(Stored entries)

start

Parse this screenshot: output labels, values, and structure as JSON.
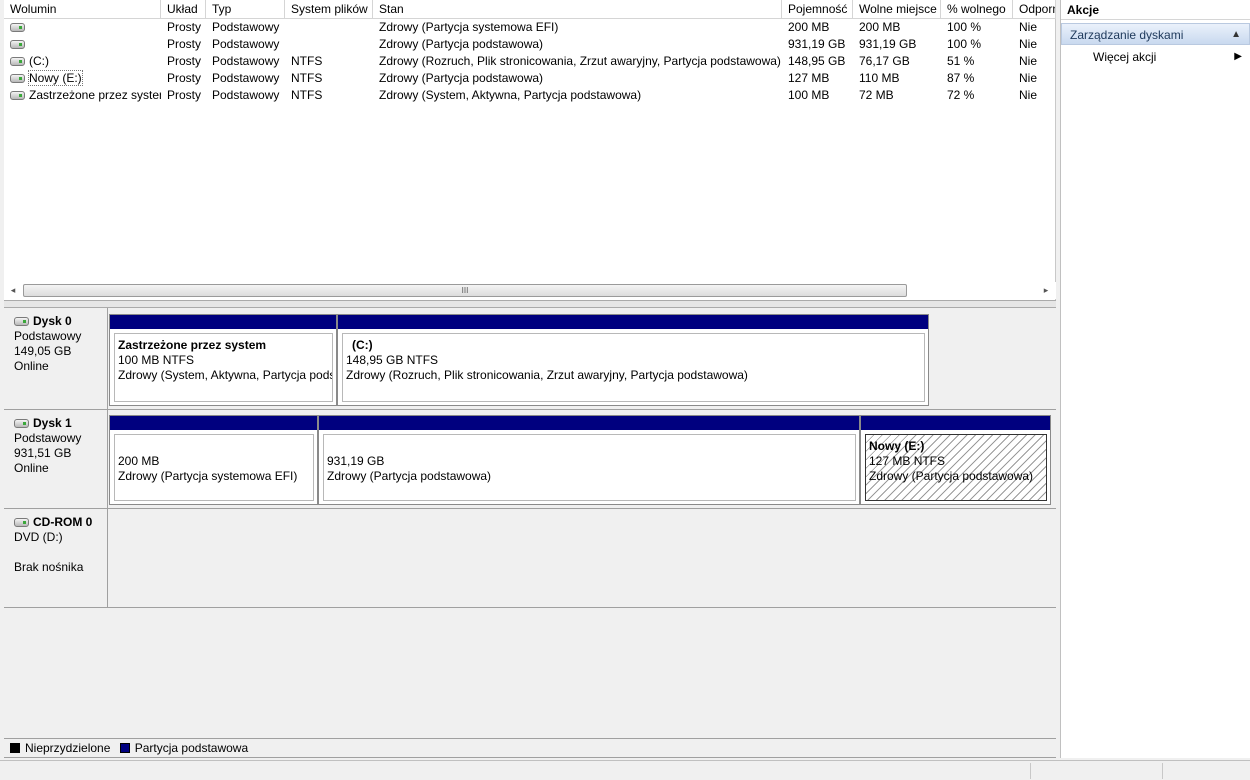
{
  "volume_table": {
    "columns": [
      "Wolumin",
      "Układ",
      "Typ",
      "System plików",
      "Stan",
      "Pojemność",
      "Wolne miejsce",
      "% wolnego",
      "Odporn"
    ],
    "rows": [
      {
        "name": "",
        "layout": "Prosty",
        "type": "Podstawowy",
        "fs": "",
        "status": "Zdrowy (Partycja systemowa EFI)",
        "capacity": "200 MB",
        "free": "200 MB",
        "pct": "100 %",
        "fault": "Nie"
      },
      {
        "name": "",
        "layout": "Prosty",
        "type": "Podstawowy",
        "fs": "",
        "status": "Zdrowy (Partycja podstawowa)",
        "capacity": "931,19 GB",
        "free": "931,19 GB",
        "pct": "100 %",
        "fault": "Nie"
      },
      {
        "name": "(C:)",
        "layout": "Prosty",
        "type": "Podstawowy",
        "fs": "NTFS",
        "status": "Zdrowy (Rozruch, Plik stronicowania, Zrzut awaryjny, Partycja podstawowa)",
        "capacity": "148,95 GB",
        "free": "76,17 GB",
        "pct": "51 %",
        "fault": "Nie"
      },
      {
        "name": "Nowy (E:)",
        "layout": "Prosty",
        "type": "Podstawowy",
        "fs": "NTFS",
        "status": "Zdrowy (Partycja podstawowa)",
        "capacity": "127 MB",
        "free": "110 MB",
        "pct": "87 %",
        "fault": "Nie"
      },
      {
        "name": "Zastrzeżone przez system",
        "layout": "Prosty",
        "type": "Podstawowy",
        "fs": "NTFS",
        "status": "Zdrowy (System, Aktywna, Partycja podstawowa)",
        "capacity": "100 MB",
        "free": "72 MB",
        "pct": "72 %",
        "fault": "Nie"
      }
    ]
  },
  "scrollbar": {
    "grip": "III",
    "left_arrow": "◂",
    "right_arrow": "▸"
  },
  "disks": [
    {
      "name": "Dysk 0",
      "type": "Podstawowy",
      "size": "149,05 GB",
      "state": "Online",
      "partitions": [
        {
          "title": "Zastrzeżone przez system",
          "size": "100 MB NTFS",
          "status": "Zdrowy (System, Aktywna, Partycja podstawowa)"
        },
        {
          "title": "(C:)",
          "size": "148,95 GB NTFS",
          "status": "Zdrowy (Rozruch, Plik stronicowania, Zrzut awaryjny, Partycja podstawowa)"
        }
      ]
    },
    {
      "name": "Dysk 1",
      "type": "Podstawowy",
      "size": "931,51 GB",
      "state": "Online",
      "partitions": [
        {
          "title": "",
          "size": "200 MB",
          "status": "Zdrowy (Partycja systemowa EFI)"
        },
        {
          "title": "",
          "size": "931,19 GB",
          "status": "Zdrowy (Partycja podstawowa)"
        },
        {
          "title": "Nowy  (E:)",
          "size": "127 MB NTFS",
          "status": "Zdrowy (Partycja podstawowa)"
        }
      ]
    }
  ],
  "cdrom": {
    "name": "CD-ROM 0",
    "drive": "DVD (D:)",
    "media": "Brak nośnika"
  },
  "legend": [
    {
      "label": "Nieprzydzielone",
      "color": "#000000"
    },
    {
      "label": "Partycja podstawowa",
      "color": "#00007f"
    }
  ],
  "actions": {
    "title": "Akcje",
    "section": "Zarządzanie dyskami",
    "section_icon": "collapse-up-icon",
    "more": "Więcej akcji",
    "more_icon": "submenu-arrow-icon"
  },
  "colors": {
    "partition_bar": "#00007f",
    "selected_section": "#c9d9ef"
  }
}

end

What to do: Each line holding the word "name" counts once; report the total and nothing else.

Output for this task: 8